▶ _DIRECTION_
Filter the records below down to lines containing "arrow".
------------------------------------------------------------------------
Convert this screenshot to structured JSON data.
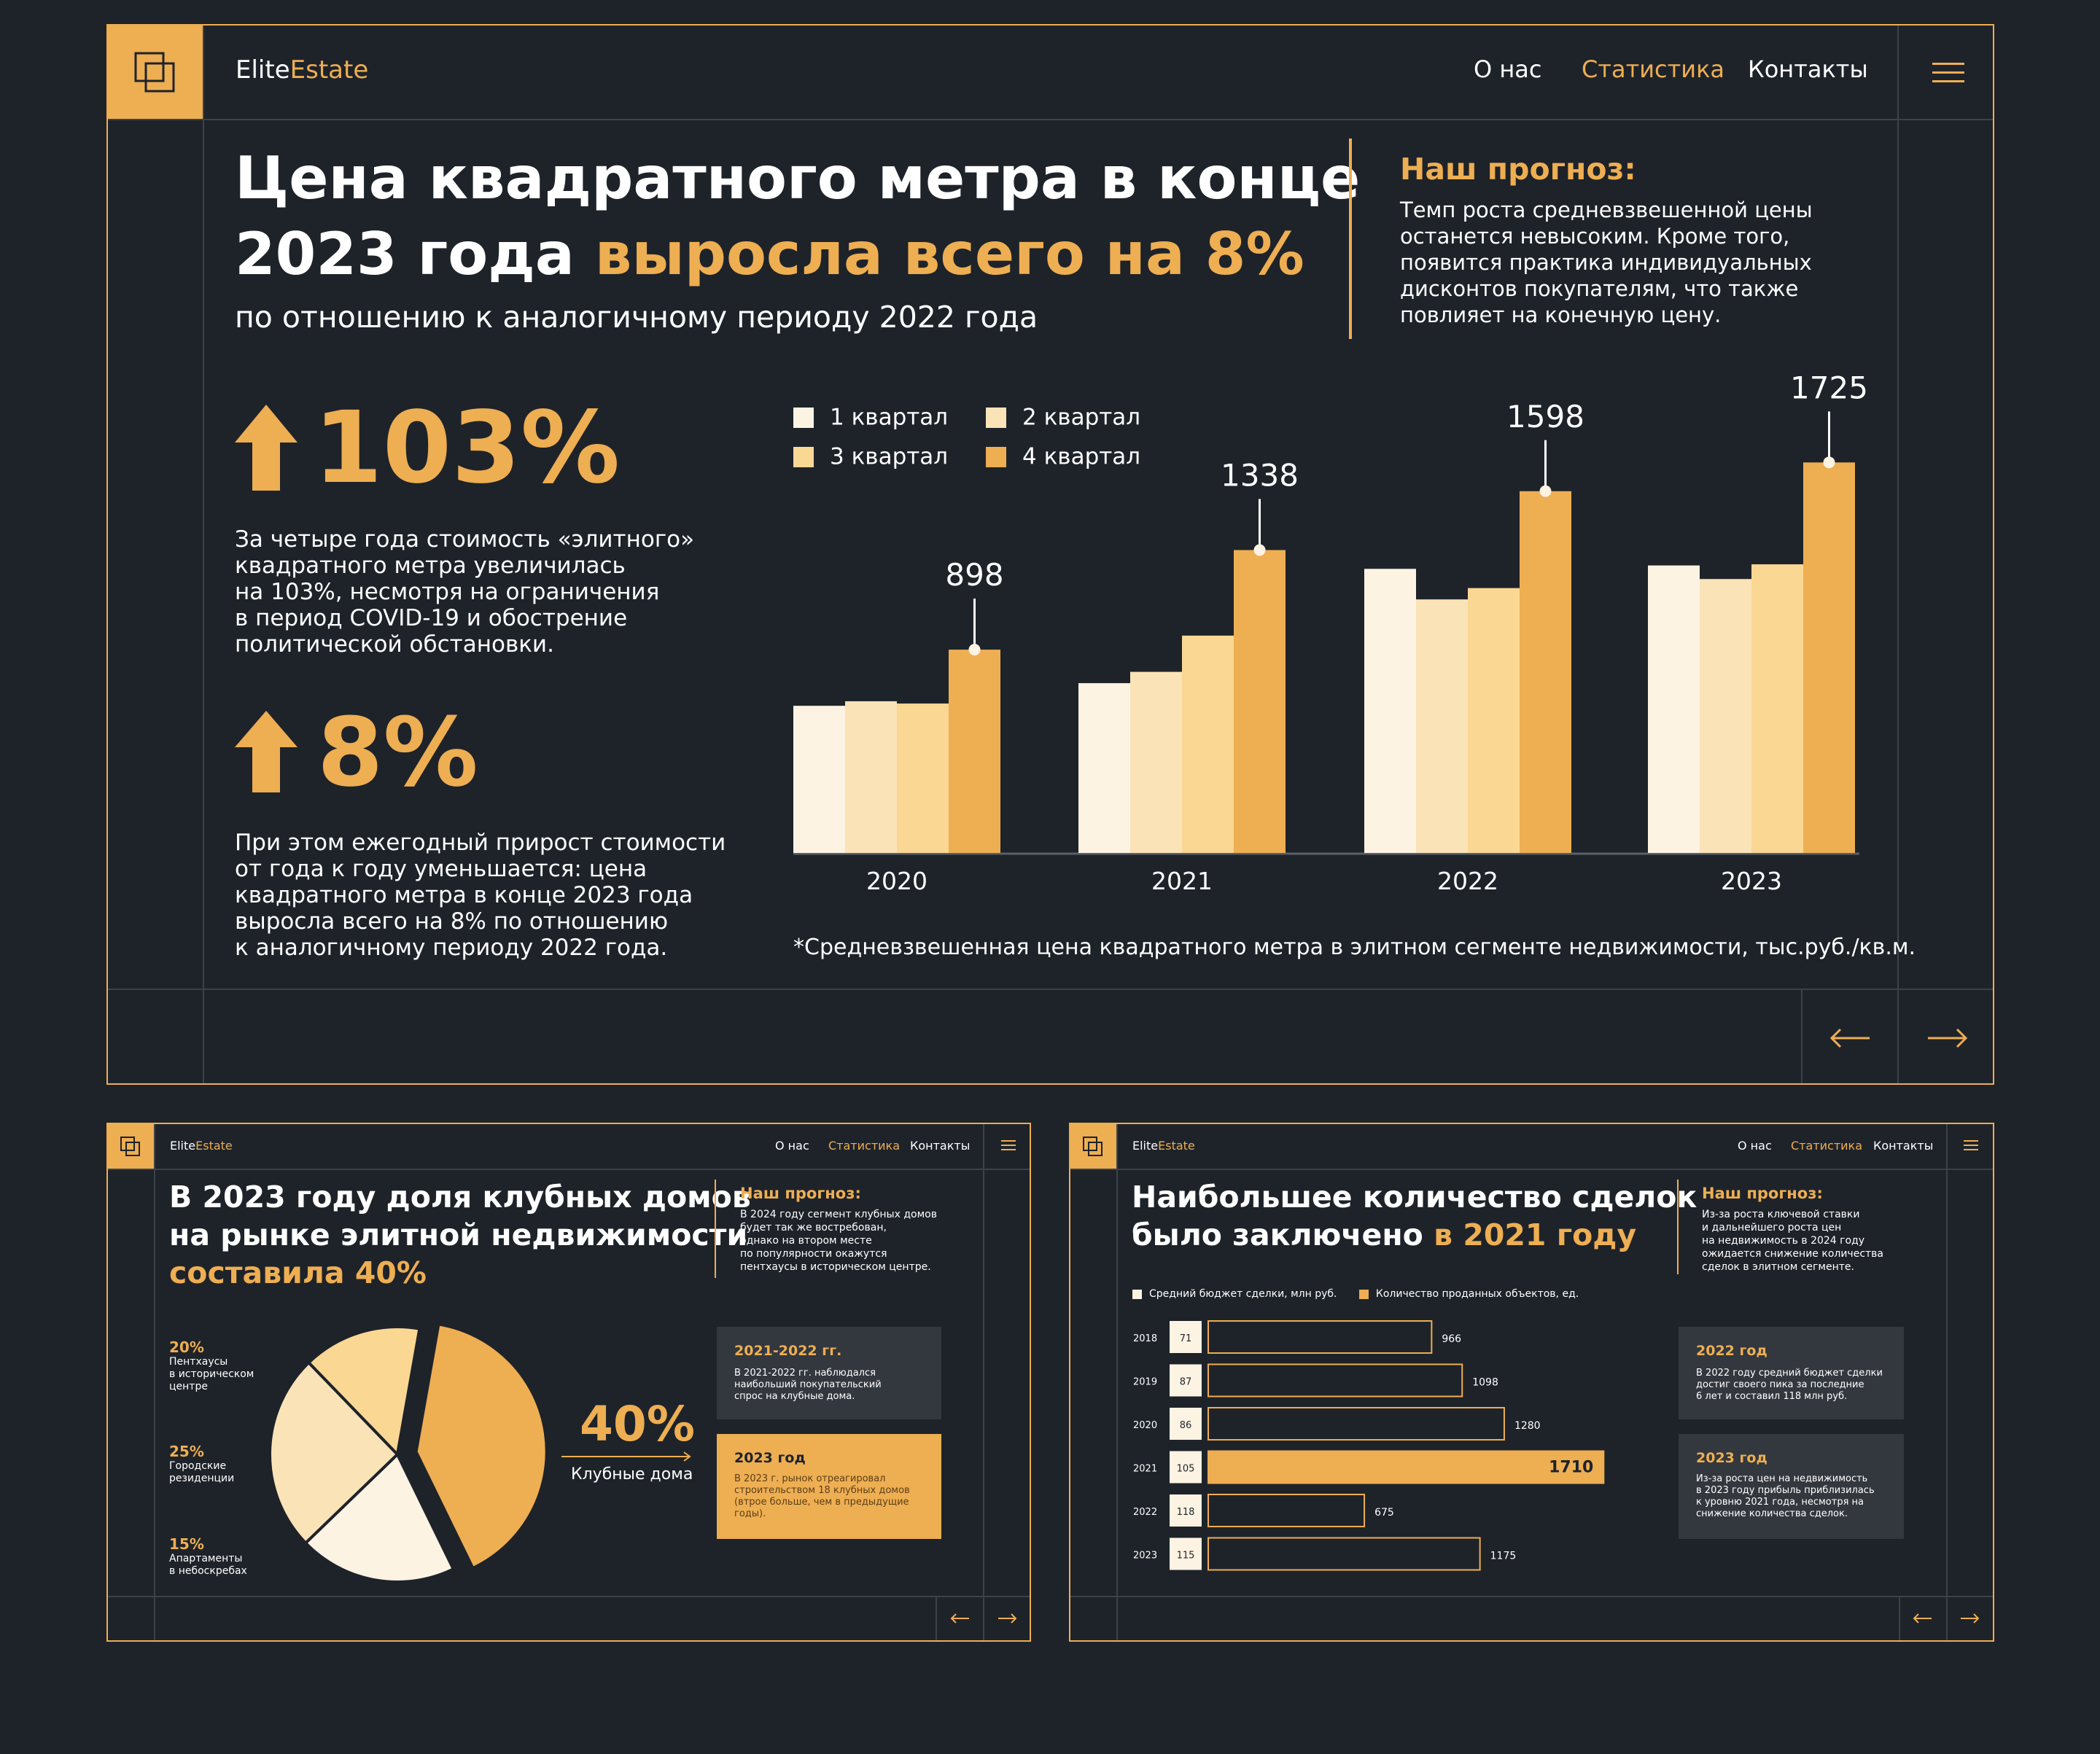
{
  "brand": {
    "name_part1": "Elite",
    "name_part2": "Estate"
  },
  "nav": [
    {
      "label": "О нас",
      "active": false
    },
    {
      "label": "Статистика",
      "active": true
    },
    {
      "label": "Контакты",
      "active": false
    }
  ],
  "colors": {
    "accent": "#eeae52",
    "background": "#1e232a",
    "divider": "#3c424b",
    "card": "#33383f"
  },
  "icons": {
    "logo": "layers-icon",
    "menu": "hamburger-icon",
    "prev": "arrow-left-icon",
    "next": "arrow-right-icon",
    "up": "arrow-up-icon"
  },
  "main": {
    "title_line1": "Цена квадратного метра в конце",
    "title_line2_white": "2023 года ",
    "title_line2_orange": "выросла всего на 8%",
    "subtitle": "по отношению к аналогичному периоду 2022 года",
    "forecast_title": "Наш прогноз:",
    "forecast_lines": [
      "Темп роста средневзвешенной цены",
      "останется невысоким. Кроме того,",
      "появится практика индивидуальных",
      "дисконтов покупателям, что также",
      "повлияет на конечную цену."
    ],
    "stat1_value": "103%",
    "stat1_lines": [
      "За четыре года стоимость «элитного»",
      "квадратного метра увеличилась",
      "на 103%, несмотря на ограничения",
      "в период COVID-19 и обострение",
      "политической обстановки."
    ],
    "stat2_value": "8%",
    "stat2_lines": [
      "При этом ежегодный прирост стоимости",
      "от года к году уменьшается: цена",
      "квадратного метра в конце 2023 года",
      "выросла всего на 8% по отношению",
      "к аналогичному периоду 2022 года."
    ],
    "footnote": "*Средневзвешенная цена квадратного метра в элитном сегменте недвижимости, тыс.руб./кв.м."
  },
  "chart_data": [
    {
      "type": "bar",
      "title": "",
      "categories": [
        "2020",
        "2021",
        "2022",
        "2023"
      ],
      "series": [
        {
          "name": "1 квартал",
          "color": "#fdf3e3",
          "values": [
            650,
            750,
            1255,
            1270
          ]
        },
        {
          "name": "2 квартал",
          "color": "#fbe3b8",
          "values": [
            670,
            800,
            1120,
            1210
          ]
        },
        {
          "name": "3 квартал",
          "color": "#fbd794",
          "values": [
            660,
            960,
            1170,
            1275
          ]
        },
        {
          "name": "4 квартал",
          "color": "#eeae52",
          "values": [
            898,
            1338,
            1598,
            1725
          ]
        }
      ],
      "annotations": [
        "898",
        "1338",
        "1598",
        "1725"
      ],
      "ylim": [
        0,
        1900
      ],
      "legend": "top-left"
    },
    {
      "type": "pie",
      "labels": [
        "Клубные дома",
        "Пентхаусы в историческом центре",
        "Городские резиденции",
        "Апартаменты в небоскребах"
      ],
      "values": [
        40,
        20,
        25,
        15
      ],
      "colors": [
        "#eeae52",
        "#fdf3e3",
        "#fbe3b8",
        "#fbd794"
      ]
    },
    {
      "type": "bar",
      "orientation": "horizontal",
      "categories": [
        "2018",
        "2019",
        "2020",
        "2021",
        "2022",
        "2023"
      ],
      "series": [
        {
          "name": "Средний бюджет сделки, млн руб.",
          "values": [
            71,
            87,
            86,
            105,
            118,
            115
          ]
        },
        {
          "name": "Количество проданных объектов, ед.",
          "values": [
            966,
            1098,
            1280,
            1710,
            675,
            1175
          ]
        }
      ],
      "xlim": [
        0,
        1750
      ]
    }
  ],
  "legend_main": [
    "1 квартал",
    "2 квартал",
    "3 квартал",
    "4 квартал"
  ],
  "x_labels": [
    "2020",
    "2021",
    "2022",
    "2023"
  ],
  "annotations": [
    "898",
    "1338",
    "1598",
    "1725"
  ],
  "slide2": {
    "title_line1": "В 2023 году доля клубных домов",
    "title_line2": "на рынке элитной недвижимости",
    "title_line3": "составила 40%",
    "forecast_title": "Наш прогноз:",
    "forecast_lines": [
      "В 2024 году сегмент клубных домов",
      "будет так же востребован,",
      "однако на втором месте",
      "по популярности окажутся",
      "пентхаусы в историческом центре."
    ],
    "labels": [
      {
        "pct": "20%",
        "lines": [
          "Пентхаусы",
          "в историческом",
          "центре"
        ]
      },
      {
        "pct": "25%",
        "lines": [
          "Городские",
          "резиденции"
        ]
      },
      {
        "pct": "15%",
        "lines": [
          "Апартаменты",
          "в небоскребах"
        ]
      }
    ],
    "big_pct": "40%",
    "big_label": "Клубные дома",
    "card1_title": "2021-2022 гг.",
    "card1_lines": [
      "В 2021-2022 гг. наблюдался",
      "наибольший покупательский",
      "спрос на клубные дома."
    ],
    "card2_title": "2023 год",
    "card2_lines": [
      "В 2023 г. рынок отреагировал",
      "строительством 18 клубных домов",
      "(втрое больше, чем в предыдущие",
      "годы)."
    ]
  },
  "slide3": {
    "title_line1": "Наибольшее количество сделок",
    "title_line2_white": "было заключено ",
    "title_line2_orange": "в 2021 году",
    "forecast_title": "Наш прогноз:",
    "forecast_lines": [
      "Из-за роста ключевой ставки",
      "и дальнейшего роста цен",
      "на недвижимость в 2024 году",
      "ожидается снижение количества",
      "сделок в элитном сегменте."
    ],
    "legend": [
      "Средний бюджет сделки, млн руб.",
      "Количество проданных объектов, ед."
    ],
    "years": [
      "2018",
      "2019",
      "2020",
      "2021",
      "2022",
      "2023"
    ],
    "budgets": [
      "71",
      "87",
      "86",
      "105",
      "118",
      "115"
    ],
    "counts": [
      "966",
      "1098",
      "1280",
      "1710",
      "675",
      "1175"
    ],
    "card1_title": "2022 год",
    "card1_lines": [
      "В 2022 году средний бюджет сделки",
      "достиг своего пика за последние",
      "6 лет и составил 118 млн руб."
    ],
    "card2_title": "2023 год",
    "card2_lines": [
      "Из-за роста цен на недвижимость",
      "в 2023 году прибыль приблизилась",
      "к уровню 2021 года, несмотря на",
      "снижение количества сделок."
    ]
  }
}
------------------------------------------------------------------------
▶ _CORRECT OUTPUT_
    "prev": "arrow-left-icon",
    "next": "arrow-right-icon",
    "up": "arrow-up-icon"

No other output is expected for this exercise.